**Written request a**
According to the 1984 Chatham Cup text, how many teams took part in the competition?

**Source document**
^^^^^^^^

1984 Chatham Cup

Tournament details
- Venue(s): Mount Smart Stadium, Auckland
- Dates: 13 October 1984

Final positions
- Champions: Manurewa (3rd title)
- Runners-up: Gisborne City

= 1984 Chatham Cup =

The 1984 Chatham Cup was the 57th annual nationwide knockout football competition in New Zealand.

Early stages of the competition were run in three regions (northern, central, and southern), with the National League teams receiving a bye until the fourth round (last 32) of the competition. In all, 128 teams took part in the competition. Note: Different sources give different numberings for the rounds of the competition: some start round one with the beginning of the regional qualifications; others start numbering from the first national knock-out stage. The former numbering scheme is used in this article.

^^^^^^^^

**Material to process**
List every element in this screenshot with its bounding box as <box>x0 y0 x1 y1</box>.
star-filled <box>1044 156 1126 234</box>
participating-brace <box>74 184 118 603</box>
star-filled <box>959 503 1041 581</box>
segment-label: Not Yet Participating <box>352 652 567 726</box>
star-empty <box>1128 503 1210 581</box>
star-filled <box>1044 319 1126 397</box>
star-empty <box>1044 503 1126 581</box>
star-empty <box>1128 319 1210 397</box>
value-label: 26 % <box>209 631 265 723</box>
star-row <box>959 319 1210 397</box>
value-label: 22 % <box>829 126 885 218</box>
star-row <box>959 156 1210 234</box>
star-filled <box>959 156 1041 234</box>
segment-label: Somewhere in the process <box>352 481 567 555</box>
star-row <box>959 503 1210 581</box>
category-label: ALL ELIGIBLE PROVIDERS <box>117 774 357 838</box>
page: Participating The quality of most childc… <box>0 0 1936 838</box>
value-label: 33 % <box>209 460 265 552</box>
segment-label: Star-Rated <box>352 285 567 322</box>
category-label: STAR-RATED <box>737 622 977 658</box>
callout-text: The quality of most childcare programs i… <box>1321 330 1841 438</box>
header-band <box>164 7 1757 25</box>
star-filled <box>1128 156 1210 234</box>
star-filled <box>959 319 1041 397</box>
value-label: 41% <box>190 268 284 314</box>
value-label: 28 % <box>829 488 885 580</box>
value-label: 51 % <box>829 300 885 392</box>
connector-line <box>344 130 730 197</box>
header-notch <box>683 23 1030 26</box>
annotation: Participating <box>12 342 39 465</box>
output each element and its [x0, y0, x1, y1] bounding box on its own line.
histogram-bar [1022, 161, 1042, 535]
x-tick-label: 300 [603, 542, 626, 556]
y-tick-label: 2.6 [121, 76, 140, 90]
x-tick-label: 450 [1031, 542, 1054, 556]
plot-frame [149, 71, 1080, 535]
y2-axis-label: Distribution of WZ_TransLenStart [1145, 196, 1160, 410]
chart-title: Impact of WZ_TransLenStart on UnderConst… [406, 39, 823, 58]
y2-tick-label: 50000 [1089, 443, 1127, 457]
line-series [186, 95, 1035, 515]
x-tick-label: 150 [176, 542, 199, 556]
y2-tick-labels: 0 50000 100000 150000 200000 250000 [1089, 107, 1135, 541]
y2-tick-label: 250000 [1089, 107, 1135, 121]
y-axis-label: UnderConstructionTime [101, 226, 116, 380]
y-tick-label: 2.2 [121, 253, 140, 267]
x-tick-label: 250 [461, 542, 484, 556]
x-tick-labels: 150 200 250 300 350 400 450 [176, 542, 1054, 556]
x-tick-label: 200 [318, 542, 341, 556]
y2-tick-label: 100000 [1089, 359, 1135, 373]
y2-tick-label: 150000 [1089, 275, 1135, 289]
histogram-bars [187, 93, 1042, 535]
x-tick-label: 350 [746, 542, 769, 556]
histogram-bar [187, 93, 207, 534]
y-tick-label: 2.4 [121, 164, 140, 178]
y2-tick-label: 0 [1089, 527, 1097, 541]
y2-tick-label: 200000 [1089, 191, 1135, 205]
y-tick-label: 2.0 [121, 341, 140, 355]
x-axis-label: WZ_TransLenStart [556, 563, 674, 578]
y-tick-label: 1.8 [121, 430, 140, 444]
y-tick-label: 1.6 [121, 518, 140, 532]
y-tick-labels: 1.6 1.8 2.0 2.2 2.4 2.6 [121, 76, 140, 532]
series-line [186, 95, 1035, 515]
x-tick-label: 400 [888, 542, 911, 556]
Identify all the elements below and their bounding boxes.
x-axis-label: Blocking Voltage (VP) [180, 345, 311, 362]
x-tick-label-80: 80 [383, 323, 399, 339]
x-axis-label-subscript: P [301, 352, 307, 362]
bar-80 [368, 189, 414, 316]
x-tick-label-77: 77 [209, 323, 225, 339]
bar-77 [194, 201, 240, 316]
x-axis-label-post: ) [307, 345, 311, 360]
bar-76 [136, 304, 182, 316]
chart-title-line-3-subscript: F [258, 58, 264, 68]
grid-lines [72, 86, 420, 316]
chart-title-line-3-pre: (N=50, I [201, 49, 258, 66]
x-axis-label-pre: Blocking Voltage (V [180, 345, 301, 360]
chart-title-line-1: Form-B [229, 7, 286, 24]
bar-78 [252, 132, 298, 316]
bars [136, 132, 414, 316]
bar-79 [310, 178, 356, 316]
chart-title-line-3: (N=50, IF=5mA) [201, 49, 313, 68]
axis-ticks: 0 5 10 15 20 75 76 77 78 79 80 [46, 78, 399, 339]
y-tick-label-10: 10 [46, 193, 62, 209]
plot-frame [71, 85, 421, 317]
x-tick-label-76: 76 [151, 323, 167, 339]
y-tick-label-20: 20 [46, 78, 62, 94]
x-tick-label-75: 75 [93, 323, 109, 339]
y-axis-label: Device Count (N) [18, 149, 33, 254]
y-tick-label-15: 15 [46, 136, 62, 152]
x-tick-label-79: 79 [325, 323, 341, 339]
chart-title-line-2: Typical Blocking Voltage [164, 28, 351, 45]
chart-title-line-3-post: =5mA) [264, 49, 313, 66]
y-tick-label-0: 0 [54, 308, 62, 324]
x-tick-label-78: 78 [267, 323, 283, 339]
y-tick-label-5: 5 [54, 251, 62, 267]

^^^^^^^^

**Written request b**
Update the records from their first line through the line holding "segment-label: Somewhere in", both included, so that "star-empty" becomes "star-blank" and nothing else changes. Return only those lines.

**Exercise solution a**
128 teams took part.

**Exercise solution b**
List every element in this screenshot with its bounding box as <box>x0 y0 x1 y1</box>.
star-filled <box>1044 156 1126 234</box>
participating-brace <box>74 184 118 603</box>
star-filled <box>959 503 1041 581</box>
segment-label: Not Yet Participating <box>352 652 567 726</box>
star-blank <box>1128 503 1210 581</box>
star-filled <box>1044 319 1126 397</box>
star-blank <box>1044 503 1126 581</box>
star-blank <box>1128 319 1210 397</box>
value-label: 26 % <box>209 631 265 723</box>
star-row <box>959 319 1210 397</box>
value-label: 22 % <box>829 126 885 218</box>
star-row <box>959 156 1210 234</box>
star-filled <box>959 156 1041 234</box>
segment-label: Somewhere in the process <box>352 481 567 555</box>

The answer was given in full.